Set down every entry word for word. Omit the pictures.

-- start --

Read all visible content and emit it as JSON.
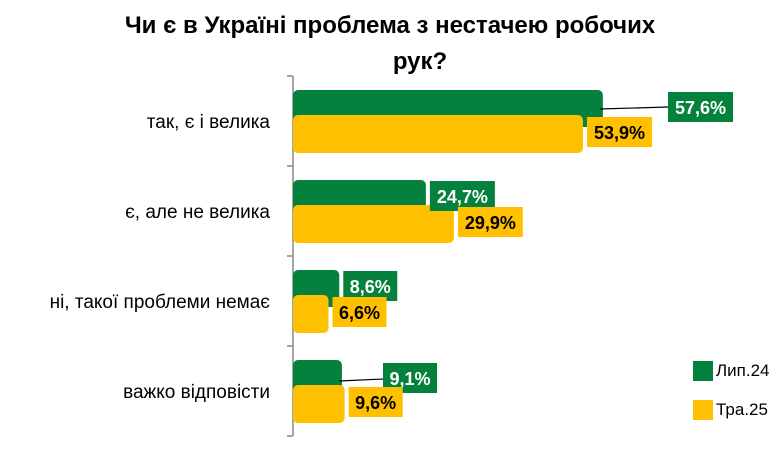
{
  "chart_data": {
    "type": "bar",
    "orientation": "horizontal",
    "title": "Чи є в Україні проблема з нестачею робочих рук?",
    "title_lines": [
      "Чи є в Україні проблема з нестачею робочих",
      "рук?"
    ],
    "categories": [
      "так, є і велика",
      "є, але не велика",
      "ні, такої проблеми немає",
      "важко відповісти"
    ],
    "series": [
      {
        "name": "Лип.24",
        "color": "#05813E",
        "label_color": "#ffffff",
        "values": [
          57.6,
          24.7,
          8.6,
          9.1
        ],
        "labels": [
          "57,6%",
          "24,7%",
          "8,6%",
          "9,1%"
        ]
      },
      {
        "name": "Тра.25",
        "color": "#FFC000",
        "label_color": "#000000",
        "values": [
          53.9,
          29.9,
          6.6,
          9.6
        ],
        "labels": [
          "53,9%",
          "29,9%",
          "6,6%",
          "9,6%"
        ]
      }
    ],
    "xlim": [
      0,
      80
    ],
    "grid": false,
    "legend_position": "bottom-right"
  }
}
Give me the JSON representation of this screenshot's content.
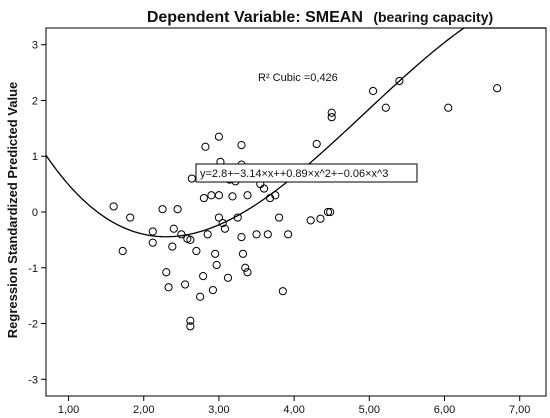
{
  "chart_data": {
    "type": "scatter",
    "title": "Dependent Variable: SMEAN",
    "subtitle": "(bearing capacity)",
    "xlabel": "",
    "ylabel": "Regression Standardized Predicted Value",
    "xlim": [
      0.7,
      7.35
    ],
    "ylim": [
      -3.3,
      3.3
    ],
    "x_ticks": [
      1,
      2,
      3,
      4,
      5,
      6,
      7
    ],
    "x_tick_labels": [
      "1,00",
      "2,00",
      "3,00",
      "4,00",
      "5,00",
      "6,00",
      "7,00"
    ],
    "y_ticks": [
      -3,
      -2,
      -1,
      0,
      1,
      2,
      3
    ],
    "y_tick_labels": [
      "-3",
      "-2",
      "-1",
      "0",
      "1",
      "2",
      "3"
    ],
    "grid": false,
    "annotations": [
      {
        "text": "R² Cubic =0,426"
      }
    ],
    "fit": {
      "type": "cubic",
      "coefficients": [
        2.8,
        -3.14,
        0.89,
        -0.06
      ],
      "label": "y=2.8+−3.14×x++0.89×x^2+−0.06×x^3"
    },
    "points": [
      {
        "x": 1.6,
        "y": 0.1
      },
      {
        "x": 1.72,
        "y": -0.7
      },
      {
        "x": 1.82,
        "y": -0.1
      },
      {
        "x": 2.12,
        "y": -0.35
      },
      {
        "x": 2.12,
        "y": -0.55
      },
      {
        "x": 2.25,
        "y": 0.05
      },
      {
        "x": 2.3,
        "y": -1.08
      },
      {
        "x": 2.33,
        "y": -1.35
      },
      {
        "x": 2.38,
        "y": -0.62
      },
      {
        "x": 2.4,
        "y": -0.3
      },
      {
        "x": 2.45,
        "y": 0.05
      },
      {
        "x": 2.5,
        "y": -0.4
      },
      {
        "x": 2.55,
        "y": -1.3
      },
      {
        "x": 2.58,
        "y": -0.48
      },
      {
        "x": 2.62,
        "y": -0.5
      },
      {
        "x": 2.62,
        "y": -1.95
      },
      {
        "x": 2.62,
        "y": -2.05
      },
      {
        "x": 2.64,
        "y": 0.6
      },
      {
        "x": 2.7,
        "y": -0.7
      },
      {
        "x": 2.75,
        "y": -1.52
      },
      {
        "x": 2.79,
        "y": -1.15
      },
      {
        "x": 2.8,
        "y": 0.25
      },
      {
        "x": 2.82,
        "y": 1.17
      },
      {
        "x": 2.85,
        "y": -0.4
      },
      {
        "x": 2.9,
        "y": 0.3
      },
      {
        "x": 2.92,
        "y": -1.4
      },
      {
        "x": 2.95,
        "y": -0.75
      },
      {
        "x": 2.97,
        "y": -0.95
      },
      {
        "x": 3.0,
        "y": 1.35
      },
      {
        "x": 3.0,
        "y": 0.3
      },
      {
        "x": 3.0,
        "y": -0.1
      },
      {
        "x": 3.02,
        "y": 0.9
      },
      {
        "x": 3.05,
        "y": -0.2
      },
      {
        "x": 3.08,
        "y": -0.3
      },
      {
        "x": 3.12,
        "y": -1.18
      },
      {
        "x": 3.14,
        "y": 0.58
      },
      {
        "x": 3.18,
        "y": 0.28
      },
      {
        "x": 3.22,
        "y": 0.55
      },
      {
        "x": 3.25,
        "y": -0.1
      },
      {
        "x": 3.3,
        "y": 0.85
      },
      {
        "x": 3.3,
        "y": 1.2
      },
      {
        "x": 3.3,
        "y": -0.45
      },
      {
        "x": 3.32,
        "y": -0.75
      },
      {
        "x": 3.35,
        "y": -1.0
      },
      {
        "x": 3.38,
        "y": -1.08
      },
      {
        "x": 3.38,
        "y": 0.3
      },
      {
        "x": 3.42,
        "y": 0.65
      },
      {
        "x": 3.5,
        "y": -0.4
      },
      {
        "x": 3.55,
        "y": 0.5
      },
      {
        "x": 3.6,
        "y": 0.42
      },
      {
        "x": 3.65,
        "y": -0.4
      },
      {
        "x": 3.68,
        "y": 0.25
      },
      {
        "x": 3.75,
        "y": 0.3
      },
      {
        "x": 3.8,
        "y": -0.1
      },
      {
        "x": 3.85,
        "y": -1.42
      },
      {
        "x": 3.92,
        "y": -0.4
      },
      {
        "x": 4.22,
        "y": -0.15
      },
      {
        "x": 4.3,
        "y": 1.22
      },
      {
        "x": 4.35,
        "y": -0.12
      },
      {
        "x": 4.45,
        "y": 0.0
      },
      {
        "x": 4.48,
        "y": 0.0
      },
      {
        "x": 4.5,
        "y": 1.7
      },
      {
        "x": 4.5,
        "y": 1.78
      },
      {
        "x": 5.05,
        "y": 2.17
      },
      {
        "x": 5.22,
        "y": 1.87
      },
      {
        "x": 5.4,
        "y": 2.35
      },
      {
        "x": 6.05,
        "y": 1.87
      },
      {
        "x": 6.7,
        "y": 2.22
      }
    ]
  },
  "colors": {
    "background": "#ffffff",
    "frame": "#000000",
    "marker": "#000000",
    "fit_line": "#000000"
  }
}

-- end --

▸ The completed task
Read all visible content and emit it as JSON.
{
  "chart_data": {
    "type": "bar",
    "orientation": "horizontal",
    "title": "Чи є в Україні проблема з нестачею робочих рук?",
    "title_lines": [
      "Чи є в Україні проблема з нестачею робочих",
      "рук?"
    ],
    "categories": [
      "так, є і велика",
      "є, але не велика",
      "ні, такої проблеми немає",
      "важко відповісти"
    ],
    "series": [
      {
        "name": "Лип.24",
        "color": "#05813E",
        "label_color": "#ffffff",
        "values": [
          57.6,
          24.7,
          8.6,
          9.1
        ],
        "labels": [
          "57,6%",
          "24,7%",
          "8,6%",
          "9,1%"
        ]
      },
      {
        "name": "Тра.25",
        "color": "#FFC000",
        "label_color": "#000000",
        "values": [
          53.9,
          29.9,
          6.6,
          9.6
        ],
        "labels": [
          "53,9%",
          "29,9%",
          "6,6%",
          "9,6%"
        ]
      }
    ],
    "xlim": [
      0,
      80
    ],
    "grid": false,
    "legend_position": "bottom-right"
  }
}
Give me the JSON representation of this screenshot's content.
{
  "chart_data": {
    "type": "scatter",
    "title": "Dependent Variable: SMEAN",
    "subtitle": "(bearing capacity)",
    "xlabel": "",
    "ylabel": "Regression Standardized Predicted Value",
    "xlim": [
      0.7,
      7.35
    ],
    "ylim": [
      -3.3,
      3.3
    ],
    "x_ticks": [
      1,
      2,
      3,
      4,
      5,
      6,
      7
    ],
    "x_tick_labels": [
      "1,00",
      "2,00",
      "3,00",
      "4,00",
      "5,00",
      "6,00",
      "7,00"
    ],
    "y_ticks": [
      -3,
      -2,
      -1,
      0,
      1,
      2,
      3
    ],
    "y_tick_labels": [
      "-3",
      "-2",
      "-1",
      "0",
      "1",
      "2",
      "3"
    ],
    "grid": false,
    "annotations": [
      {
        "text": "R² Cubic =0,426"
      }
    ],
    "fit": {
      "type": "cubic",
      "coefficients": [
        2.8,
        -3.14,
        0.89,
        -0.06
      ],
      "label": "y=2.8+−3.14×x++0.89×x^2+−0.06×x^3"
    },
    "points": [
      {
        "x": 1.6,
        "y": 0.1
      },
      {
        "x": 1.72,
        "y": -0.7
      },
      {
        "x": 1.82,
        "y": -0.1
      },
      {
        "x": 2.12,
        "y": -0.35
      },
      {
        "x": 2.12,
        "y": -0.55
      },
      {
        "x": 2.25,
        "y": 0.05
      },
      {
        "x": 2.3,
        "y": -1.08
      },
      {
        "x": 2.33,
        "y": -1.35
      },
      {
        "x": 2.38,
        "y": -0.62
      },
      {
        "x": 2.4,
        "y": -0.3
      },
      {
        "x": 2.45,
        "y": 0.05
      },
      {
        "x": 2.5,
        "y": -0.4
      },
      {
        "x": 2.55,
        "y": -1.3
      },
      {
        "x": 2.58,
        "y": -0.48
      },
      {
        "x": 2.62,
        "y": -0.5
      },
      {
        "x": 2.62,
        "y": -1.95
      },
      {
        "x": 2.62,
        "y": -2.05
      },
      {
        "x": 2.64,
        "y": 0.6
      },
      {
        "x": 2.7,
        "y": -0.7
      },
      {
        "x": 2.75,
        "y": -1.52
      },
      {
        "x": 2.79,
        "y": -1.15
      },
      {
        "x": 2.8,
        "y": 0.25
      },
      {
        "x": 2.82,
        "y": 1.17
      },
      {
        "x": 2.85,
        "y": -0.4
      },
      {
        "x": 2.9,
        "y": 0.3
      },
      {
        "x": 2.92,
        "y": -1.4
      },
      {
        "x": 2.95,
        "y": -0.75
      },
      {
        "x": 2.97,
        "y": -0.95
      },
      {
        "x": 3.0,
        "y": 1.35
      },
      {
        "x": 3.0,
        "y": 0.3
      },
      {
        "x": 3.0,
        "y": -0.1
      },
      {
        "x": 3.02,
        "y": 0.9
      },
      {
        "x": 3.05,
        "y": -0.2
      },
      {
        "x": 3.08,
        "y": -0.3
      },
      {
        "x": 3.12,
        "y": -1.18
      },
      {
        "x": 3.14,
        "y": 0.58
      },
      {
        "x": 3.18,
        "y": 0.28
      },
      {
        "x": 3.22,
        "y": 0.55
      },
      {
        "x": 3.25,
        "y": -0.1
      },
      {
        "x": 3.3,
        "y": 0.85
      },
      {
        "x": 3.3,
        "y": 1.2
      },
      {
        "x": 3.3,
        "y": -0.45
      },
      {
        "x": 3.32,
        "y": -0.75
      },
      {
        "x": 3.35,
        "y": -1.0
      },
      {
        "x": 3.38,
        "y": -1.08
      },
      {
        "x": 3.38,
        "y": 0.3
      },
      {
        "x": 3.42,
        "y": 0.65
      },
      {
        "x": 3.5,
        "y": -0.4
      },
      {
        "x": 3.55,
        "y": 0.5
      },
      {
        "x": 3.6,
        "y": 0.42
      },
      {
        "x": 3.65,
        "y": -0.4
      },
      {
        "x": 3.68,
        "y": 0.25
      },
      {
        "x": 3.75,
        "y": 0.3
      },
      {
        "x": 3.8,
        "y": -0.1
      },
      {
        "x": 3.85,
        "y": -1.42
      },
      {
        "x": 3.92,
        "y": -0.4
      },
      {
        "x": 4.22,
        "y": -0.15
      },
      {
        "x": 4.3,
        "y": 1.22
      },
      {
        "x": 4.35,
        "y": -0.12
      },
      {
        "x": 4.45,
        "y": 0.0
      },
      {
        "x": 4.48,
        "y": 0.0
      },
      {
        "x": 4.5,
        "y": 1.7
      },
      {
        "x": 4.5,
        "y": 1.78
      },
      {
        "x": 5.05,
        "y": 2.17
      },
      {
        "x": 5.22,
        "y": 1.87
      },
      {
        "x": 5.4,
        "y": 2.35
      },
      {
        "x": 6.05,
        "y": 1.87
      },
      {
        "x": 6.7,
        "y": 2.22
      }
    ]
  },
  "colors": {
    "background": "#ffffff",
    "frame": "#000000",
    "marker": "#000000",
    "fit_line": "#000000"
  }
}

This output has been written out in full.